_TASK DATA_.
▼
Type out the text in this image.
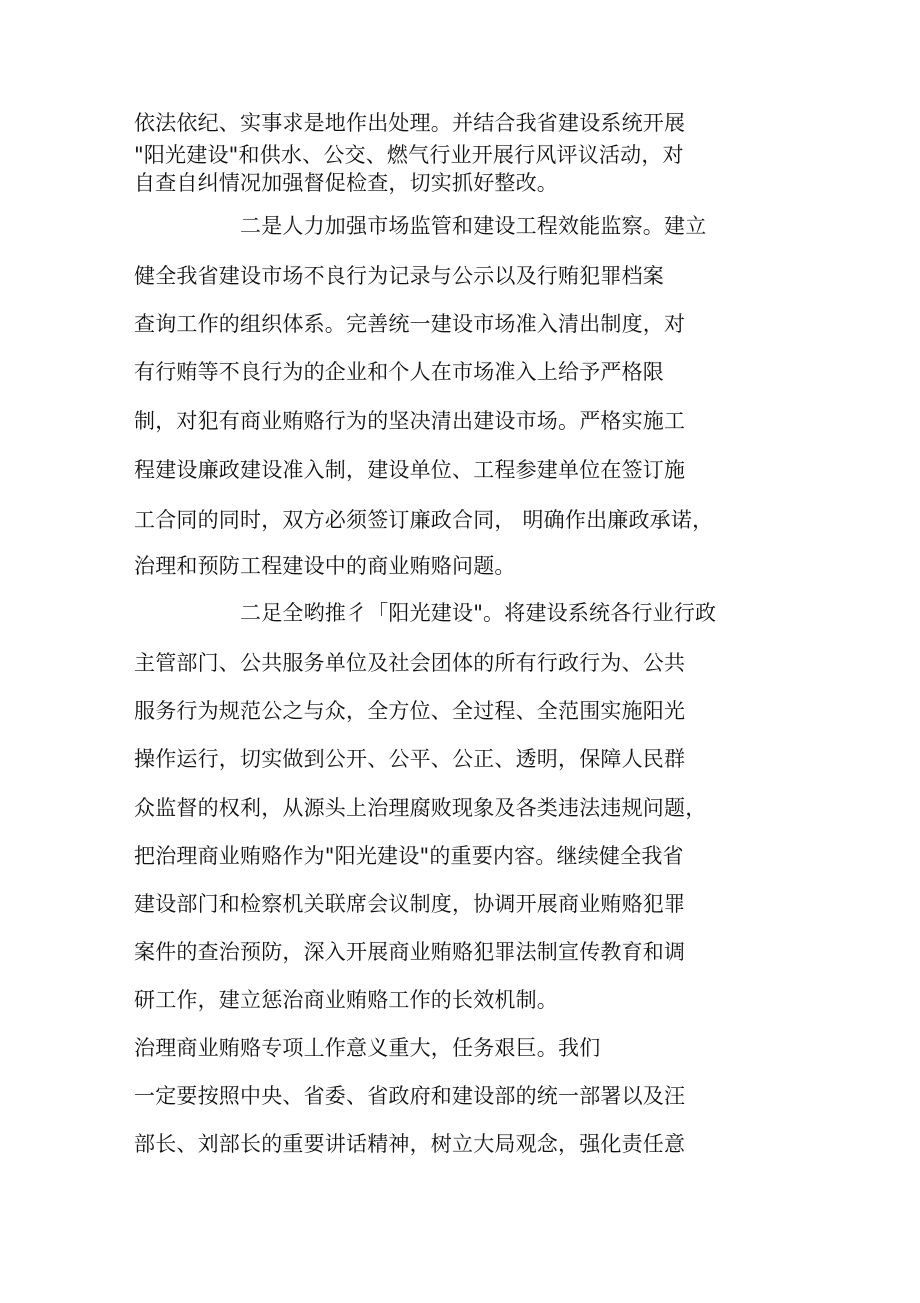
依法依纪、实事求是地作出处理。并结合我省建设系统开展
"阳光建设"和供水、公交、燃气行业开展行风评议活动，对
自查自纠情况加强督促检查，切实抓好整改。
二是人力加强市场监管和建设工程效能监察。建立
健全我省建设市场不良行为记录与公示以及行贿犯罪档案
查询工作的组织体系。完善统一建设市场准入清出制度，对
有行贿等不良行为的企业和个人在市场准入上给予严格限
制，对犯有商业贿赂行为的坚决清出建设市场。严格实施工
程建设廉政建设准入制，建设单位、工程参建单位在签订施
工合同的同时，双方必须签订廉政合同， 明确作出廉政承诺，
治理和预防工程建设中的商业贿赂问题。
二足全哟推彳「阳光建设"。将建设系统各行业行政
主管部门、公共服务单位及社会团体的所有行政行为、公共
服务行为规范公之与众，全方位、全过程、全范围实施阳光
操作运行，切实做到公开、公平、公正、透明，保障人民群
众监督的权利，从源头上治理腐败现象及各类违法违规问题，
把治理商业贿赂作为"阳光建设"的重要内容。继续健全我省
建设部门和检察机关联席会议制度，协调开展商业贿赂犯罪
案件的查治预防，深入开展商业贿赂犯罪法制宣传教育和调
研工作，建立惩治商业贿赂工作的长效机制。
治理商业贿赂专项丄作意义重大，任务艰巨。我们
一定要按照中央、省委、省政府和建设部的统一部署以及汪
部长、刘部长的重要讲话精神，树立大局观念，强化责任意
▲
_EXERCISE_. Show every line from the entries above in which the word "阳光建设" appears.

_EXPECTED OUTPUT_.
"阳光建设"和供水、公交、燃气行业开展行风评议活动，对
二足全哟推彳「阳光建设"。将建设系统各行业行政
把治理商业贿赂作为"阳光建设"的重要内容。继续健全我省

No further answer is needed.